■ Stated goal ■
Word for word, set down the records and skip each picture.

■ Entries provided ■
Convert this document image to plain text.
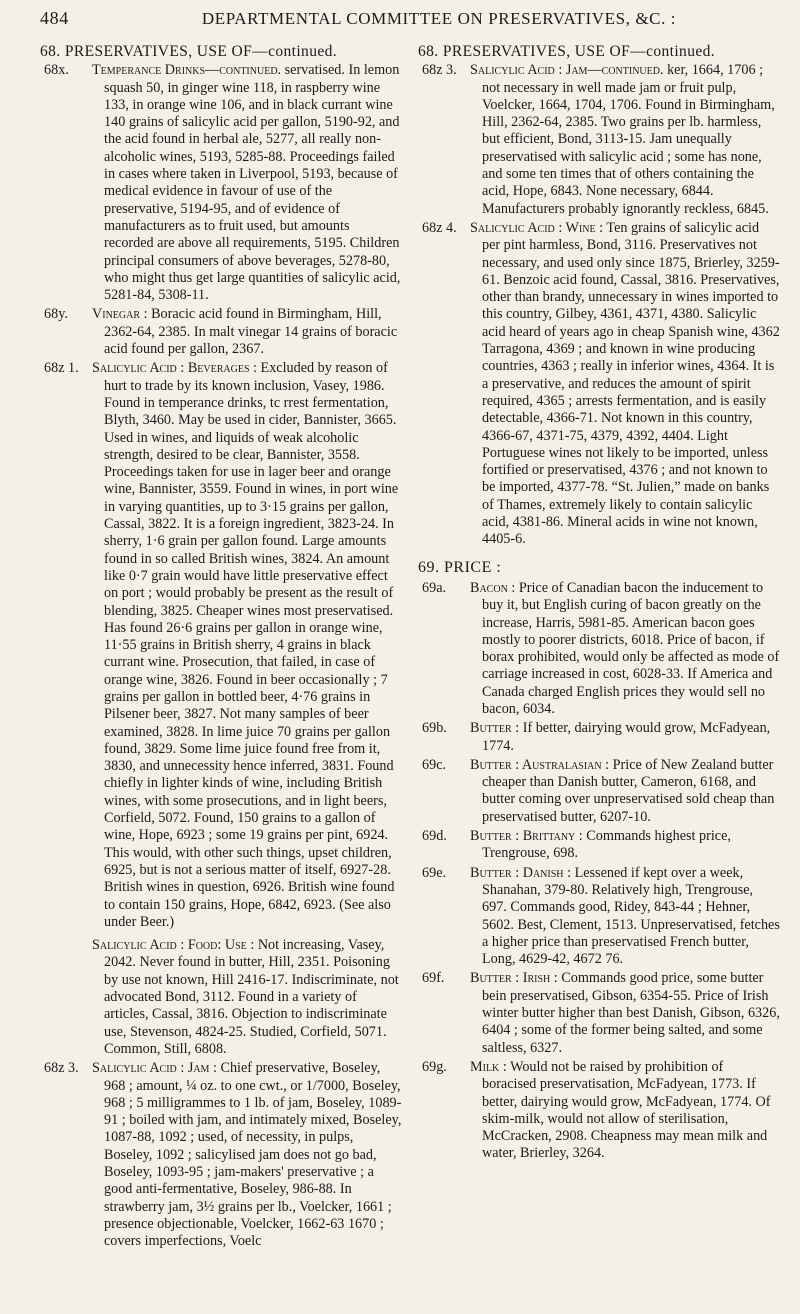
484	DEPARTMENTAL COMMITTEE ON PRESERVATIVES, &C. :
68. PRESERVATIVES, USE OF—continued.
68x.	Temperance Drinks—continued. servatised. In lemon squash 50, in ginger wine 118, in raspberry wine 133, in orange wine 106, and in black currant wine 140 grains of salicylic acid per gallon, 5190-92, and the acid found in herbal ale, 5277, all really non-alcoholic wines, 5193, 5285-88. Proceedings failed in cases where taken in Liverpool, 5193, because of medical evidence in favour of use of the preservative, 5194-95, and of evidence of manufacturers as to fruit used, but amounts recorded are above all requirements, 5195. Children principal consumers of above beverages, 5278-80, who might thus get large quantities of salicylic acid, 5281-84, 5308-11.

68y.	Vinegar : Boracic acid found in Birmingham, Hill, 2362-64, 2385. In malt vinegar 14 grains of boracic acid found per gallon, 2367.

68z 1. Salicylic Acid : Beverages : Excluded by reason of hurt to trade by its known inclusion, Vasey, 1986. Found in temperance drinks, tc rrest fermentation, Blyth, 3460. May be used in cider, Bannister, 3665. Used in wines, and liquids of weak alcoholic strength, desired to be clear, Bannister, 3558. Proceedings taken for use in lager beer and orange wine, Bannister, 3559. Found in wines, in port wine in varying quantities, up to 3·15 grains per gallon, Cassal, 3822. It is a foreign ingredient, 3823-24. In sherry, 1·6 grain per gallon found. Large amounts found in so called British wines, 3824. An amount like 0·7 grain would have little preservative effect on port ; would probably be present as the result of blending, 3825. Cheaper wines most preservatised. Has found 26·6 grains per gallon in orange wine, 11·55 grains in British sherry, 4 grains in black currant wine. Prosecution, that failed, in case of orange wine, 3826. Found in beer occasionally ; 7 grains per gallon in bottled beer, 4·76 grains in Pilsener beer, 3827. Not many samples of beer examined, 3828. In lime juice 70 grains per gallon found, 3829. Some lime juice found free from it, 3830, and unnecessity hence inferred, 3831. Found chiefly in lighter kinds of wine, including British wines, with some prosecutions, and in light beers, Corfield, 5072. Found, 150 grains to a gallon of wine, Hope, 6923 ; some 19 grains per pint, 6924. This would, with other such things, upset children, 6925, but is not a serious matter of itself, 6927-28. British wines in question, 6926. British wine found to contain 150 grains, Hope, 6842, 6923. (See also under Beer.)

Salicylic Acid : Food: Use : Not increasing, Vasey, 2042. Never found in butter, Hill, 2351. Poisoning by use not known, Hill 2416-17. Indiscriminate, not advocated Bond, 3112. Found in a variety of articles, Cassal, 3816. Objection to indiscriminate use, Stevenson, 4824-25. Studied, Corfield, 5071. Common, Still, 6808.

68z 3. Salicylic Acid : Jam : Chief preservative, Boseley, 968 ; amount, ¼ oz. to one cwt., or 1/7000, Boseley, 968 ; 5 milligrammes to 1 lb. of jam, Boseley, 1089-91 ; boiled with jam, and intimately mixed, Boseley, 1087-88, 1092 ; used, of necessity, in pulps, Boseley, 1092 ; salicylised jam does not go bad, Boseley, 1093-95 ; jam-makers' preservative ; a good anti-fermentative, Boseley, 986-88. In strawberry jam, 3½ grains per lb., Voelcker, 1661 ; presence objectionable, Voelcker, 1662-63 1670 ; covers imperfections, Voelc

68. PRESERVATIVES, USE OF—continued.
68z 3. Salicylic Acid : Jam—continued. ker, 1664, 1706 ; not necessary in well made jam or fruit pulp, Voelcker, 1664, 1704, 1706. Found in Birmingham, Hill, 2362-64, 2385. Two grains per lb. harmless, but efficient, Bond, 3113-15. Jam unequally preservatised with salicylic acid ; some has none, and some ten times that of others containing the acid, Hope, 6843. None necessary, 6844. Manufacturers probably ignorantly reckless, 6845.

68z 4. Salicylic Acid : Wine : Ten grains of salicylic acid per pint harmless, Bond, 3116. Preservatives not necessary, and used only since 1875, Brierley, 3259-61. Benzoic acid found, Cassal, 3816. Preservatives, other than brandy, unnecessary in wines imported to this country, Gilbey, 4361, 4371, 4380. Salicylic acid heard of years ago in cheap Spanish wine, 4362 Tarragona, 4369 ; and known in wine producing countries, 4363 ; really in inferior wines, 4364. It is a preservative, and reduces the amount of spirit required, 4365 ; arrests fermentation, and is easily detectable, 4366-71. Not known in this country, 4366-67, 4371-75, 4379, 4392, 4404. Light Portuguese wines not likely to be imported, unless fortified or preservatised, 4376 ; and not known to be imported, 4377-78. “St. Julien,” made on banks of Thames, extremely likely to contain salicylic acid, 4381-86. Mineral acids in wine not known, 4405-6.

69. PRICE :
69a.	Bacon : Price of Canadian bacon the inducement to buy it, but English curing of bacon greatly on the increase, Harris, 5981-85. American bacon goes mostly to poorer districts, 6018. Price of bacon, if borax prohibited, would only be affected as mode of carriage increased in cost, 6028-33. If America and Canada charged English prices they would sell no bacon, 6034.

69b.	Butter : If better, dairying would grow, McFadyean, 1774.

69c.	Butter : Australasian : Price of New Zealand butter cheaper than Danish butter, Cameron, 6168, and butter coming over unpreservatised sold cheap than preservatised butter, 6207-10.

69d.	Butter : Brittany : Commands highest price, Trengrouse, 698.

69e.	Butter : Danish : Lessened if kept over a week, Shanahan, 379-80. Relatively high, Trengrouse, 697. Commands good, Ridey, 843-44 ; Hehner, 5602. Best, Clement, 1513. Unpreservatised, fetches a higher price than preservatised French butter, Long, 4629-42, 4672 76.

69f.	Butter : Irish : Commands good price, some butter bein preservatised, Gibson, 6354-55. Price of Irish winter butter higher than best Danish, Gibson, 6326, 6404 ; some of the former being salted, and some saltless, 6327.

69g.	Milk : Would not be raised by prohibition of boracised preservatisation, McFadyean, 1773. If better, dairying would grow, McFadyean, 1774. Of skim-milk, would not allow of sterilisation, McCracken, 2908. Cheapness may mean milk and water, Brierley, 3264.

■ Exercise answer ■
Convert this document image to plain text.
484	DEPARTMENTAL COMMITTEE ON PRESERVATIVES, &C. :
68. PRESERVATIVES, USE OF—continued.
68x.	Temperance Drinks—continued. servatised. In lemon squash 50, in ginger wine 118, in raspberry wine 133, in orange wine 106, and in black currant wine 140 grains of salicylic acid per gallon, 5190-92, and the acid found in herbal ale, 5277, all really non-alcoholic wines, 5193, 5285-88. Proceedings failed in cases where taken in Liverpool, 5193, because of medical evidence in favour of use of the preservative, 5194-95, and of evidence of manufacturers as to fruit used, but amounts recorded are above all requirements, 5195. Children principal consumers of above beverages, 5278-80, who might thus get large quantities of salicylic acid, 5281-84, 5308-11.

68y.	Vinegar : Boracic acid found in Birmingham, Hill, 2362-64, 2385. In malt vinegar 14 grains of boracic acid found per gallon, 2367.

68z 1. Salicylic Acid : Beverages : Excluded by reason of hurt to trade by its known inclusion, Vasey, 1986. Found in temperance drinks, tc rrest fermentation, Blyth, 3460. May be used in cider, Bannister, 3665. Used in wines, and liquids of weak alcoholic strength, desired to be clear, Bannister, 3558. Proceedings taken for use in lager beer and orange wine, Bannister, 3559. Found in wines, in port wine in varying quantities, up to 3·15 grains per gallon, Cassal, 3822. It is a foreign ingredient, 3823-24. In sherry, 1·6 grain per gallon found. Large amounts found in so called British wines, 3824. An amount like 0·7 grain would have little preservative effect on port ; would probably be present as the result of blending, 3825. Cheaper wines most preservatised. Has found 26·6 grains per gallon in orange wine, 11·55 grains in British sherry, 4 grains in black currant wine. Prosecution, that failed, in case of orange wine, 3826. Found in beer occasionally ; 7 grains per gallon in bottled beer, 4·76 grains in Pilsener beer, 3827. Not many samples of beer examined, 3828. In lime juice 70 grains per gallon found, 3829. Some lime juice found free from it, 3830, and unnecessity hence inferred, 3831. Found chiefly in lighter kinds of wine, including British wines, with some prosecutions, and in light beers, Corfield, 5072. Found, 150 grains to a gallon of wine, Hope, 6923 ; some 19 grains per pint, 6924. This would, with other such things, upset children, 6925, but is not a serious matter of itself, 6927-28. British wines in question, 6926. British wine found to contain 150 grains, Hope, 6842, 6923. (See also under Beer.)

Salicylic Acid : Food: Use : Not increasing, Vasey, 2042. Never found in butter, Hill, 2351. Poisoning by use not known, Hill 2416-17. Indiscriminate, not advocated Bond, 3112. Found in a variety of articles, Cassal, 3816. Objection to indiscriminate use, Stevenson, 4824-25. Studied, Corfield, 5071. Common, Still, 6808.

68z 3. Salicylic Acid : Jam : Chief preservative, Boseley, 968 ; amount, ¼ oz. to one cwt., or 1/7000, Boseley, 968 ; 5 milligrammes to 1 lb. of jam, Boseley, 1089-91 ; boiled with jam, and intimately mixed, Boseley, 1087-88, 1092 ; used, of necessity, in pulps, Boseley, 1092 ; salicylised jam does not go bad, Boseley, 1093-95 ; jam-makers' preservative ; a good anti-fermentative, Boseley, 986-88. In strawberry jam, 3½ grains per lb., Voelcker, 1661 ; presence objectionable, Voelcker, 1662-63 1670 ; covers imperfections, Voelc

68. PRESERVATIVES, USE OF—continued.
68z 3. Salicylic Acid : Jam—continued. ker, 1664, 1706 ; not necessary in well made jam or fruit pulp, Voelcker, 1664, 1704, 1706. Found in Birmingham, Hill, 2362-64, 2385. Two grains per lb. harmless, but efficient, Bond, 3113-15. Jam unequally preservatised with salicylic acid ; some has none, and some ten times that of others containing the acid, Hope, 6843. None necessary, 6844. Manufacturers probably ignorantly reckless, 6845.

68z 4. Salicylic Acid : Wine : Ten grains of salicylic acid per pint harmless, Bond, 3116. Preservatives not necessary, and used only since 1875, Brierley, 3259-61. Benzoic acid found, Cassal, 3816. Preservatives, other than brandy, unnecessary in wines imported to this country, Gilbey, 4361, 4371, 4380. Salicylic acid heard of years ago in cheap Spanish wine, 4362 Tarragona, 4369 ; and known in wine producing countries, 4363 ; really in inferior wines, 4364. It is a preservative, and reduces the amount of spirit required, 4365 ; arrests fermentation, and is easily detectable, 4366-71. Not known in this country, 4366-67, 4371-75, 4379, 4392, 4404. Light Portuguese wines not likely to be imported, unless fortified or preservatised, 4376 ; and not known to be imported, 4377-78. “St. Julien,” made on banks of Thames, extremely likely to contain salicylic acid, 4381-86. Mineral acids in wine not known, 4405-6.

69. PRICE :
69a.	Bacon : Price of Canadian bacon the inducement to buy it, but English curing of bacon greatly on the increase, Harris, 5981-85. American bacon goes mostly to poorer districts, 6018. Price of bacon, if borax prohibited, would only be affected as mode of carriage increased in cost, 6028-33. If America and Canada charged English prices they would sell no bacon, 6034.

69b.	Butter : If better, dairying would grow, McFadyean, 1774.

69c.	Butter : Australasian : Price of New Zealand butter cheaper than Danish butter, Cameron, 6168, and butter coming over unpreservatised sold cheap than preservatised butter, 6207-10.

69d.	Butter : Brittany : Commands highest price, Trengrouse, 698.

69e.	Butter : Danish : Lessened if kept over a week, Shanahan, 379-80. Relatively high, Trengrouse, 697. Commands good, Ridey, 843-44 ; Hehner, 5602. Best, Clement, 1513. Unpreservatised, fetches a higher price than preservatised French butter, Long, 4629-42, 4672 76.

69f.	Butter : Irish : Commands good price, some butter bein preservatised, Gibson, 6354-55. Price of Irish winter butter higher than best Danish, Gibson, 6326, 6404 ; some of the former being salted, and some saltless, 6327.

69g.	Milk : Would not be raised by prohibition of boracised preservatisation, McFadyean, 1773. If better, dairying would grow, McFadyean, 1774. Of skim-milk, would not allow of sterilisation, McCracken, 2908. Cheapness may mean milk and water, Brierley, 3264.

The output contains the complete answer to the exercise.